• [Given request]: Retype the whole listing, please, keeping every line exact and dropping the pictures.

• [Records provided]:
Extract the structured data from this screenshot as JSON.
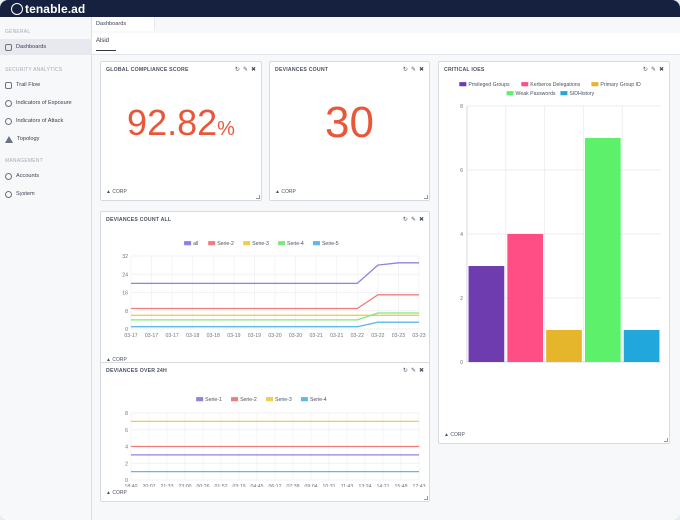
{
  "app": {
    "logo_text": "tenable.ad"
  },
  "sidebar": {
    "sections": [
      {
        "title": "GENERAL",
        "items": [
          {
            "label": "Dashboards",
            "icon": "dashboard-icon",
            "active": true
          }
        ]
      },
      {
        "title": "SECURITY ANALYTICS",
        "items": [
          {
            "label": "Trail Flow",
            "icon": "trail-flow-icon"
          },
          {
            "label": "Indicators of Exposure",
            "icon": "exposure-icon"
          },
          {
            "label": "Indicators of Attack",
            "icon": "attack-icon"
          },
          {
            "label": "Topology",
            "icon": "topology-icon"
          }
        ]
      },
      {
        "title": "MANAGEMENT",
        "items": [
          {
            "label": "Accounts",
            "icon": "accounts-icon"
          },
          {
            "label": "System",
            "icon": "gear-icon"
          }
        ]
      }
    ]
  },
  "header": {
    "tab_label": "Dashboards",
    "subtab_label": "Alsid"
  },
  "cards": {
    "compliance": {
      "title": "GLOBAL COMPLIANCE SCORE",
      "value": "92.82",
      "unit": "%",
      "footer": "CORP"
    },
    "deviances": {
      "title": "DEVIANCES COUNT",
      "value": "30",
      "footer": "CORP"
    },
    "critical": {
      "title": "CRITICAL IOES",
      "footer": "CORP"
    },
    "count_all": {
      "title": "DEVIANCES COUNT ALL",
      "footer": "CORP"
    },
    "over24": {
      "title": "DEVIANCES OVER 24H",
      "footer": "CORP"
    }
  },
  "chart_data": [
    {
      "id": "critical_ioes",
      "type": "bar",
      "categories": [
        "Privileged Groups",
        "Kerberos Delegations",
        "Primary Group ID",
        "Weak Passwords",
        "SIDHistory"
      ],
      "values": [
        3,
        4,
        1,
        7,
        1
      ],
      "colors": [
        "#6f3cb0",
        "#ff4d86",
        "#e5b52c",
        "#5cf06b",
        "#22a7dc"
      ],
      "ylim": [
        0,
        8
      ],
      "yticks": [
        0,
        2,
        4,
        6,
        8
      ],
      "legend_position": "top",
      "grid": true
    },
    {
      "id": "deviances_count_all",
      "type": "line",
      "x": [
        "03-17",
        "03-17",
        "03-17",
        "03-18",
        "03-18",
        "03-19",
        "03-19",
        "03-20",
        "03-20",
        "03-21",
        "03-21",
        "03-22",
        "03-22",
        "03-23",
        "03-23"
      ],
      "series": [
        {
          "name": "all",
          "color": "#8b83e0",
          "values": [
            20,
            20,
            20,
            20,
            20,
            20,
            20,
            20,
            20,
            20,
            20,
            20,
            28,
            29,
            29
          ]
        },
        {
          "name": "Serie-2",
          "color": "#f07c7c",
          "values": [
            9,
            9,
            9,
            9,
            9,
            9,
            9,
            9,
            9,
            9,
            9,
            9,
            15,
            15,
            15
          ]
        },
        {
          "name": "Serie-3",
          "color": "#f2cd4a",
          "values": [
            6,
            6,
            6,
            6,
            6,
            6,
            6,
            6,
            6,
            6,
            6,
            6,
            6,
            6,
            6
          ]
        },
        {
          "name": "Serie-4",
          "color": "#7ee87e",
          "values": [
            4,
            4,
            4,
            4,
            4,
            4,
            4,
            4,
            4,
            4,
            4,
            4,
            7,
            7,
            7
          ]
        },
        {
          "name": "Serie-5",
          "color": "#5fb7ea",
          "values": [
            1,
            1,
            1,
            1,
            1,
            1,
            1,
            1,
            1,
            1,
            1,
            1,
            3,
            3,
            3
          ]
        }
      ],
      "ylim": [
        0,
        32
      ],
      "yticks": [
        0,
        8,
        16,
        24,
        32
      ],
      "legend_position": "top",
      "grid": true
    },
    {
      "id": "deviances_over_24h",
      "type": "line",
      "x": [
        "18:40",
        "20:07",
        "21:33",
        "23:00",
        "00:26",
        "01:52",
        "03:19",
        "04:45",
        "06:12",
        "07:38",
        "09:04",
        "10:31",
        "11:43",
        "13:24",
        "14:21",
        "15:48",
        "17:43"
      ],
      "series": [
        {
          "name": "Serie-1",
          "color": "#8b83e0",
          "values": [
            3,
            3,
            3,
            3,
            3,
            3,
            3,
            3,
            3,
            3,
            3,
            3,
            3,
            3,
            3,
            3,
            3
          ]
        },
        {
          "name": "Serie-2",
          "color": "#f07c7c",
          "values": [
            4,
            4,
            4,
            4,
            4,
            4,
            4,
            4,
            4,
            4,
            4,
            4,
            4,
            4,
            4,
            4,
            4
          ]
        },
        {
          "name": "Serie-3",
          "color": "#f2cd4a",
          "values": [
            7,
            7,
            7,
            7,
            7,
            7,
            7,
            7,
            7,
            7,
            7,
            7,
            7,
            7,
            7,
            7,
            7
          ]
        },
        {
          "name": "Serie-4",
          "color": "#5fb7ea",
          "values": [
            1,
            1,
            1,
            1,
            1,
            1,
            1,
            1,
            1,
            1,
            1,
            1,
            1,
            1,
            1,
            1,
            1
          ]
        }
      ],
      "ylim": [
        0,
        8
      ],
      "yticks": [
        0,
        2,
        4,
        6,
        8
      ],
      "legend_position": "top",
      "grid": true
    }
  ]
}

• [Worked answer]:
Extract the structured data from this screenshot as JSON.
{
  "app": {
    "logo_text": "tenable.ad"
  },
  "sidebar": {
    "sections": [
      {
        "title": "GENERAL",
        "items": [
          {
            "label": "Dashboards",
            "icon": "dashboard-icon",
            "active": true
          }
        ]
      },
      {
        "title": "SECURITY ANALYTICS",
        "items": [
          {
            "label": "Trail Flow",
            "icon": "trail-flow-icon"
          },
          {
            "label": "Indicators of Exposure",
            "icon": "exposure-icon"
          },
          {
            "label": "Indicators of Attack",
            "icon": "attack-icon"
          },
          {
            "label": "Topology",
            "icon": "topology-icon"
          }
        ]
      },
      {
        "title": "MANAGEMENT",
        "items": [
          {
            "label": "Accounts",
            "icon": "accounts-icon"
          },
          {
            "label": "System",
            "icon": "gear-icon"
          }
        ]
      }
    ]
  },
  "header": {
    "tab_label": "Dashboards",
    "subtab_label": "Alsid"
  },
  "cards": {
    "compliance": {
      "title": "GLOBAL COMPLIANCE SCORE",
      "value": "92.82",
      "unit": "%",
      "footer": "CORP"
    },
    "deviances": {
      "title": "DEVIANCES COUNT",
      "value": "30",
      "footer": "CORP"
    },
    "critical": {
      "title": "CRITICAL IOES",
      "footer": "CORP"
    },
    "count_all": {
      "title": "DEVIANCES COUNT ALL",
      "footer": "CORP"
    },
    "over24": {
      "title": "DEVIANCES OVER 24H",
      "footer": "CORP"
    }
  },
  "chart_data": [
    {
      "id": "critical_ioes",
      "type": "bar",
      "categories": [
        "Privileged Groups",
        "Kerberos Delegations",
        "Primary Group ID",
        "Weak Passwords",
        "SIDHistory"
      ],
      "values": [
        3,
        4,
        1,
        7,
        1
      ],
      "colors": [
        "#6f3cb0",
        "#ff4d86",
        "#e5b52c",
        "#5cf06b",
        "#22a7dc"
      ],
      "ylim": [
        0,
        8
      ],
      "yticks": [
        0,
        2,
        4,
        6,
        8
      ],
      "legend_position": "top",
      "grid": true
    },
    {
      "id": "deviances_count_all",
      "type": "line",
      "x": [
        "03-17",
        "03-17",
        "03-17",
        "03-18",
        "03-18",
        "03-19",
        "03-19",
        "03-20",
        "03-20",
        "03-21",
        "03-21",
        "03-22",
        "03-22",
        "03-23",
        "03-23"
      ],
      "series": [
        {
          "name": "all",
          "color": "#8b83e0",
          "values": [
            20,
            20,
            20,
            20,
            20,
            20,
            20,
            20,
            20,
            20,
            20,
            20,
            28,
            29,
            29
          ]
        },
        {
          "name": "Serie-2",
          "color": "#f07c7c",
          "values": [
            9,
            9,
            9,
            9,
            9,
            9,
            9,
            9,
            9,
            9,
            9,
            9,
            15,
            15,
            15
          ]
        },
        {
          "name": "Serie-3",
          "color": "#f2cd4a",
          "values": [
            6,
            6,
            6,
            6,
            6,
            6,
            6,
            6,
            6,
            6,
            6,
            6,
            6,
            6,
            6
          ]
        },
        {
          "name": "Serie-4",
          "color": "#7ee87e",
          "values": [
            4,
            4,
            4,
            4,
            4,
            4,
            4,
            4,
            4,
            4,
            4,
            4,
            7,
            7,
            7
          ]
        },
        {
          "name": "Serie-5",
          "color": "#5fb7ea",
          "values": [
            1,
            1,
            1,
            1,
            1,
            1,
            1,
            1,
            1,
            1,
            1,
            1,
            3,
            3,
            3
          ]
        }
      ],
      "ylim": [
        0,
        32
      ],
      "yticks": [
        0,
        8,
        16,
        24,
        32
      ],
      "legend_position": "top",
      "grid": true
    },
    {
      "id": "deviances_over_24h",
      "type": "line",
      "x": [
        "18:40",
        "20:07",
        "21:33",
        "23:00",
        "00:26",
        "01:52",
        "03:19",
        "04:45",
        "06:12",
        "07:38",
        "09:04",
        "10:31",
        "11:43",
        "13:24",
        "14:21",
        "15:48",
        "17:43"
      ],
      "series": [
        {
          "name": "Serie-1",
          "color": "#8b83e0",
          "values": [
            3,
            3,
            3,
            3,
            3,
            3,
            3,
            3,
            3,
            3,
            3,
            3,
            3,
            3,
            3,
            3,
            3
          ]
        },
        {
          "name": "Serie-2",
          "color": "#f07c7c",
          "values": [
            4,
            4,
            4,
            4,
            4,
            4,
            4,
            4,
            4,
            4,
            4,
            4,
            4,
            4,
            4,
            4,
            4
          ]
        },
        {
          "name": "Serie-3",
          "color": "#f2cd4a",
          "values": [
            7,
            7,
            7,
            7,
            7,
            7,
            7,
            7,
            7,
            7,
            7,
            7,
            7,
            7,
            7,
            7,
            7
          ]
        },
        {
          "name": "Serie-4",
          "color": "#5fb7ea",
          "values": [
            1,
            1,
            1,
            1,
            1,
            1,
            1,
            1,
            1,
            1,
            1,
            1,
            1,
            1,
            1,
            1,
            1
          ]
        }
      ],
      "ylim": [
        0,
        8
      ],
      "yticks": [
        0,
        2,
        4,
        6,
        8
      ],
      "legend_position": "top",
      "grid": true
    }
  ]
}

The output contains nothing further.